>> START RECORDS FOR PROCESSING

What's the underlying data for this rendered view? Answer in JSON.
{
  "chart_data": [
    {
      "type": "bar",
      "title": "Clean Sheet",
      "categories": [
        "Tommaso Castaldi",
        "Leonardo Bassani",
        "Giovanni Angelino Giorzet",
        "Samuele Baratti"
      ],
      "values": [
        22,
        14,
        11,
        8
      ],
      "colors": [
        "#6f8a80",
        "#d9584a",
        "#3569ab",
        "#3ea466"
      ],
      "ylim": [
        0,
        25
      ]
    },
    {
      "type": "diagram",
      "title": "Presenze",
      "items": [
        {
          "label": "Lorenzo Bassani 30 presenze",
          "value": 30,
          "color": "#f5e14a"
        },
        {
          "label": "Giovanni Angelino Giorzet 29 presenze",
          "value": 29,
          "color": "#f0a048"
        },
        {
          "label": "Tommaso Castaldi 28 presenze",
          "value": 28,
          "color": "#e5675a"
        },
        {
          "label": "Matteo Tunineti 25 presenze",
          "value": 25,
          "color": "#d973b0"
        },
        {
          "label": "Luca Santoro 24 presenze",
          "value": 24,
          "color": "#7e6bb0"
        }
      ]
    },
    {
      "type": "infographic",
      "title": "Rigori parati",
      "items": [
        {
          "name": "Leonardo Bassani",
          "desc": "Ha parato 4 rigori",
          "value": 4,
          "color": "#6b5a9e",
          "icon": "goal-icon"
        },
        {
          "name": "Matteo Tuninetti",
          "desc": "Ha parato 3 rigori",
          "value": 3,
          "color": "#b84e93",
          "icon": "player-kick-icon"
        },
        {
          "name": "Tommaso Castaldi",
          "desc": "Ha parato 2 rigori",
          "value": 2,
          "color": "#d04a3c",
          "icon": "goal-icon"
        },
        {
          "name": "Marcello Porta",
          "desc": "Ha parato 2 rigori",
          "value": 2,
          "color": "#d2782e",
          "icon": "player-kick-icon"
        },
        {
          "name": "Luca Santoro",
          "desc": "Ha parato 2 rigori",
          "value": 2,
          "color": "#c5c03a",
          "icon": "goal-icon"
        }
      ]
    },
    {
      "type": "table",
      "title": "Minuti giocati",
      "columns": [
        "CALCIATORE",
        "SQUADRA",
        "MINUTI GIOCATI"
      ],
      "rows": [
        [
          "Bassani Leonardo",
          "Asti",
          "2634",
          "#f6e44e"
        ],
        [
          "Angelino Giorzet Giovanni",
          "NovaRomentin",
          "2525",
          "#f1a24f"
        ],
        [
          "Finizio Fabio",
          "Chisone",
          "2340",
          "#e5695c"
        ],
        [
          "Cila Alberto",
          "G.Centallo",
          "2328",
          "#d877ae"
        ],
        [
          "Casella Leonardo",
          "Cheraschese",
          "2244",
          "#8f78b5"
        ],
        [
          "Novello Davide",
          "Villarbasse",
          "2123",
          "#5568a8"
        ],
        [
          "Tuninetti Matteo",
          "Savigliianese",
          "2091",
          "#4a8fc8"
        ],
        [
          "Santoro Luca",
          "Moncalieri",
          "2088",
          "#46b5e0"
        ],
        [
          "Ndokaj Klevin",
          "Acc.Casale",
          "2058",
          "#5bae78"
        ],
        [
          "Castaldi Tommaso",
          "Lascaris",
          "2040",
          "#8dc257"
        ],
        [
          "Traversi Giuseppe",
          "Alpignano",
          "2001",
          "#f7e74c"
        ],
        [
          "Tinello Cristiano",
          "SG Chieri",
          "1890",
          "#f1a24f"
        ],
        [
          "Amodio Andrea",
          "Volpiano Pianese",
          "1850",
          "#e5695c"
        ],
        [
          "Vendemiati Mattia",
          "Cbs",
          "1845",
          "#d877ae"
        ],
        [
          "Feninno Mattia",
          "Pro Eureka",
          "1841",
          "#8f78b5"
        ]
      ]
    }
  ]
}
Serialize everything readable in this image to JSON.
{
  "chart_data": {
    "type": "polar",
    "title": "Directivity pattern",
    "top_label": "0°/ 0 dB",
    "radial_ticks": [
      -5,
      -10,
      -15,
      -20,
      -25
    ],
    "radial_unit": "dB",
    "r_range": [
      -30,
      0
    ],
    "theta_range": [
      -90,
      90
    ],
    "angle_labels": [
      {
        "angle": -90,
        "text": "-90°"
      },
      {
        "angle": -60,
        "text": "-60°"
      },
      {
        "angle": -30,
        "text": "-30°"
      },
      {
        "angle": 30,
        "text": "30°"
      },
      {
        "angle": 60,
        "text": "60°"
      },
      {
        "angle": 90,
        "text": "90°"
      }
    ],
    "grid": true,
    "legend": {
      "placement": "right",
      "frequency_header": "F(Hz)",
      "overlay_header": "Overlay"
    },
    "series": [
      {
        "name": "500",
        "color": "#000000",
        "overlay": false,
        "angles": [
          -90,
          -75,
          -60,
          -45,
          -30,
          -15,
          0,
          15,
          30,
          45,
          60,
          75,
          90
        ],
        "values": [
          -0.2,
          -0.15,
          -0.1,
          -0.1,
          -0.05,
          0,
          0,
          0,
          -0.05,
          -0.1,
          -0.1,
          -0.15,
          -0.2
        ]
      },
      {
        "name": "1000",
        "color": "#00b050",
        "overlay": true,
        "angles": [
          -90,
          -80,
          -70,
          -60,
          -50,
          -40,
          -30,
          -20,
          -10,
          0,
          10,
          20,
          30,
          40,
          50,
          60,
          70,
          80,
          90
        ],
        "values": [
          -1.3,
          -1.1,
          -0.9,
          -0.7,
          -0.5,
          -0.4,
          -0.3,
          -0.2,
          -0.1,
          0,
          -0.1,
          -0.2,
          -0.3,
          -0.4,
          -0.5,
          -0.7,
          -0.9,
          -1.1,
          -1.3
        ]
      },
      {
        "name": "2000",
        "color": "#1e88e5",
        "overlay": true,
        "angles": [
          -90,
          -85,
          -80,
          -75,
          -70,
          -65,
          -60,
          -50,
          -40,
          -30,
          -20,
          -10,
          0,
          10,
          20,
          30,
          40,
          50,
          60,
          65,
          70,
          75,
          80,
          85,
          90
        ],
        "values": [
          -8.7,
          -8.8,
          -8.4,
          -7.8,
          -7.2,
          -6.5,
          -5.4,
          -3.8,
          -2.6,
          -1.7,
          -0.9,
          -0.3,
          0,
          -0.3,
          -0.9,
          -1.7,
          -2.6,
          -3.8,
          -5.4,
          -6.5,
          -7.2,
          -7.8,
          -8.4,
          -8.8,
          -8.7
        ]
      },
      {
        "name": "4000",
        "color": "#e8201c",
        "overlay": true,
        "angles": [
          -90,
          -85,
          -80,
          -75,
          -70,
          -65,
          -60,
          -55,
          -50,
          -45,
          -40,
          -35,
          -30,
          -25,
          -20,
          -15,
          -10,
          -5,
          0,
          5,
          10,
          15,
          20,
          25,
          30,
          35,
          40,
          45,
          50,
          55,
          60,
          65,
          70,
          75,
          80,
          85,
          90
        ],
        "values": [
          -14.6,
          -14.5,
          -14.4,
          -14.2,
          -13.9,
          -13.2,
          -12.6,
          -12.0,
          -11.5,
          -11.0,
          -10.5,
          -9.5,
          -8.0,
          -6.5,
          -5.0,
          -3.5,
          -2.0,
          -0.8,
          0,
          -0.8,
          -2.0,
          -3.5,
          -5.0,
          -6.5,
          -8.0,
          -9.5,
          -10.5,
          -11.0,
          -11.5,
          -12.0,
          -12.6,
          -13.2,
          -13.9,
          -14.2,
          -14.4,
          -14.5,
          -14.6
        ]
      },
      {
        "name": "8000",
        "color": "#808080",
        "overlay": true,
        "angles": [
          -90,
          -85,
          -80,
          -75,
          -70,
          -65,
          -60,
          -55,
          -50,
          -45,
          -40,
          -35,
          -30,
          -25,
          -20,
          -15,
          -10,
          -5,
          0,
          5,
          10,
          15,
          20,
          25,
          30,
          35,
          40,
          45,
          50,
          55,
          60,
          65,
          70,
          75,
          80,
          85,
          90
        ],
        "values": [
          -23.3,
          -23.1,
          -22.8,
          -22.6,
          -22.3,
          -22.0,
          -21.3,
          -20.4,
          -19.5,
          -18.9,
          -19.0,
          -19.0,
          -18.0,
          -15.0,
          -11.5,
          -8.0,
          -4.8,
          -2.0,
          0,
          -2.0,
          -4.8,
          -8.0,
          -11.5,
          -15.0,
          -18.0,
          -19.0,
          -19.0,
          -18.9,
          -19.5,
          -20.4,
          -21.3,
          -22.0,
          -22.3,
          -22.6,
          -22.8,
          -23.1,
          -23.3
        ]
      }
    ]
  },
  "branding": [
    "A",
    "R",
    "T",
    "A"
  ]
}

>> END RECORDS FOR PROCESSING

WHAT YOU SHOULD DO
Extract, from the material above, each line holding the word "type".

TASK SOLUTION
      "type": "bar",
      "type": "diagram",
      "type": "infographic",
      "type": "table",
    "type": "polar",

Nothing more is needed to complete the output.